Provided information:
....

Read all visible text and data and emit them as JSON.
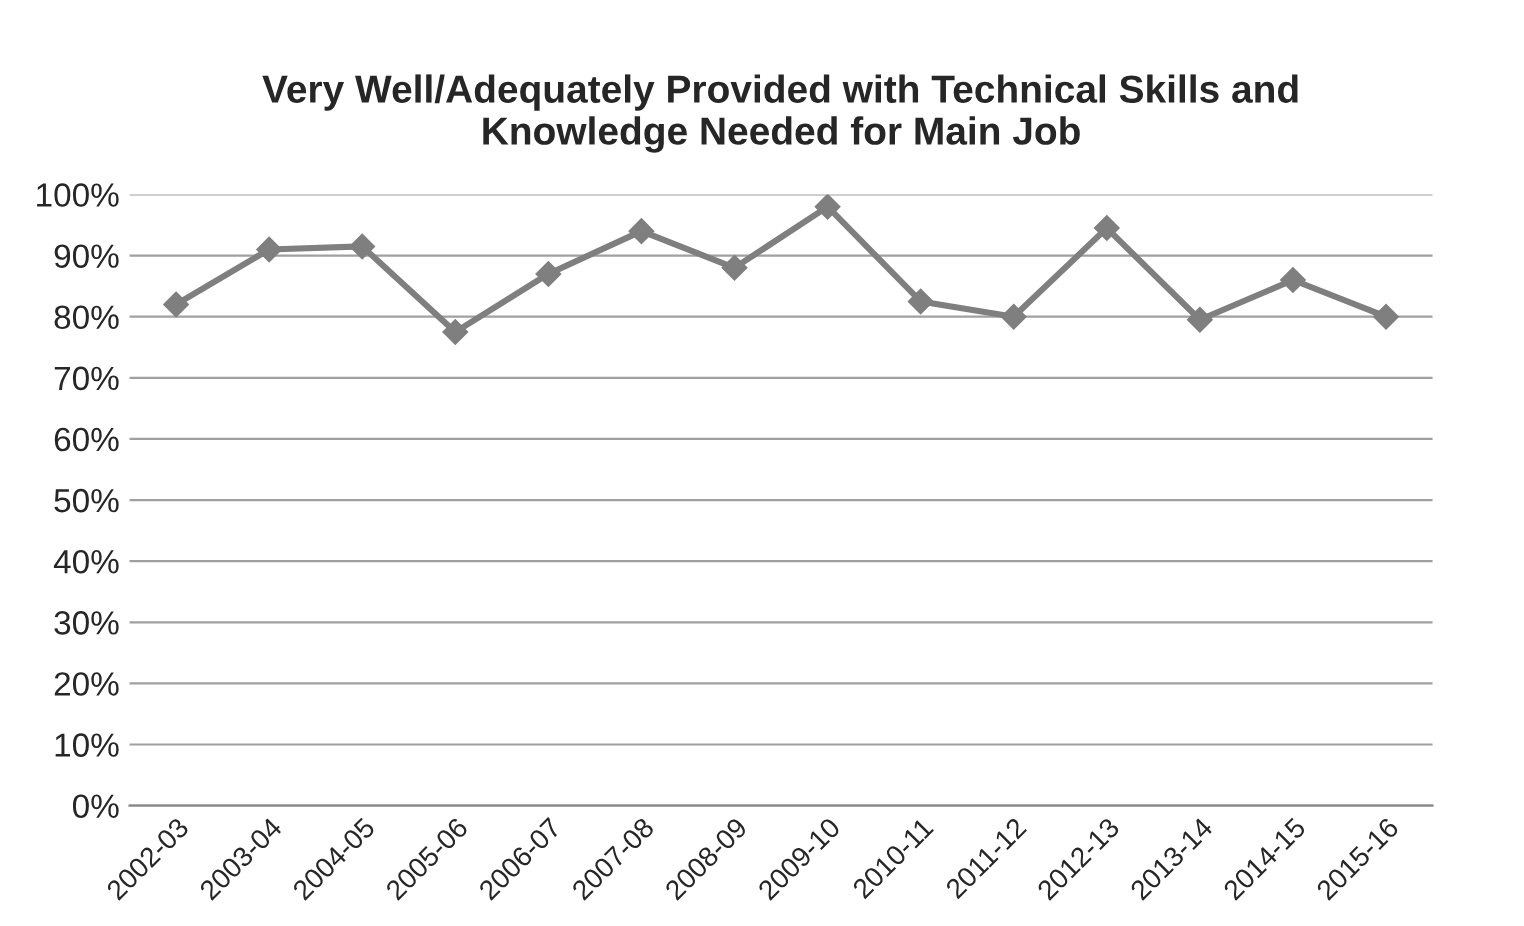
{
  "chart_data": {
    "type": "line",
    "title": "Very Well/Adequately Provided with Technical Skills and\nKnowledge Needed for Main Job",
    "categories": [
      "2002-03",
      "2003-04",
      "2004-05",
      "2005-06",
      "2006-07",
      "2007-08",
      "2008-09",
      "2009-10",
      "2010-11",
      "2011-12",
      "2012-13",
      "2013-14",
      "2014-15",
      "2015-16"
    ],
    "series": [
      {
        "color": "#7f7f7f",
        "values": [
          82,
          91,
          91.5,
          77.5,
          87,
          94,
          88,
          98,
          82.5,
          80,
          94.5,
          79.5,
          86,
          80
        ]
      }
    ],
    "ylim": [
      0,
      100
    ],
    "yticks": [
      {
        "value": 0,
        "label": "0%"
      },
      {
        "value": 10,
        "label": "10%"
      },
      {
        "value": 20,
        "label": "20%"
      },
      {
        "value": 30,
        "label": "30%"
      },
      {
        "value": 40,
        "label": "40%"
      },
      {
        "value": 50,
        "label": "50%"
      },
      {
        "value": 60,
        "label": "60%"
      },
      {
        "value": 70,
        "label": "70%"
      },
      {
        "value": 80,
        "label": "80%"
      },
      {
        "value": 90,
        "label": "90%"
      },
      {
        "value": 100,
        "label": "100%"
      }
    ],
    "grid": "y",
    "marker": "diamond",
    "line_style": "solid",
    "legend": false
  }
}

....

To be done: Retype all of the entries exactly as written, leaving out any images.

Result:
Read all visible text and data and emit them as JSON.
{
  "chart_data": {
    "type": "line",
    "title": "Very Well/Adequately Provided with Technical Skills and\nKnowledge Needed for Main Job",
    "categories": [
      "2002-03",
      "2003-04",
      "2004-05",
      "2005-06",
      "2006-07",
      "2007-08",
      "2008-09",
      "2009-10",
      "2010-11",
      "2011-12",
      "2012-13",
      "2013-14",
      "2014-15",
      "2015-16"
    ],
    "series": [
      {
        "color": "#7f7f7f",
        "values": [
          82,
          91,
          91.5,
          77.5,
          87,
          94,
          88,
          98,
          82.5,
          80,
          94.5,
          79.5,
          86,
          80
        ]
      }
    ],
    "ylim": [
      0,
      100
    ],
    "yticks": [
      {
        "value": 0,
        "label": "0%"
      },
      {
        "value": 10,
        "label": "10%"
      },
      {
        "value": 20,
        "label": "20%"
      },
      {
        "value": 30,
        "label": "30%"
      },
      {
        "value": 40,
        "label": "40%"
      },
      {
        "value": 50,
        "label": "50%"
      },
      {
        "value": 60,
        "label": "60%"
      },
      {
        "value": 70,
        "label": "70%"
      },
      {
        "value": 80,
        "label": "80%"
      },
      {
        "value": 90,
        "label": "90%"
      },
      {
        "value": 100,
        "label": "100%"
      }
    ],
    "grid": "y",
    "marker": "diamond",
    "line_style": "solid",
    "legend": false
  }
}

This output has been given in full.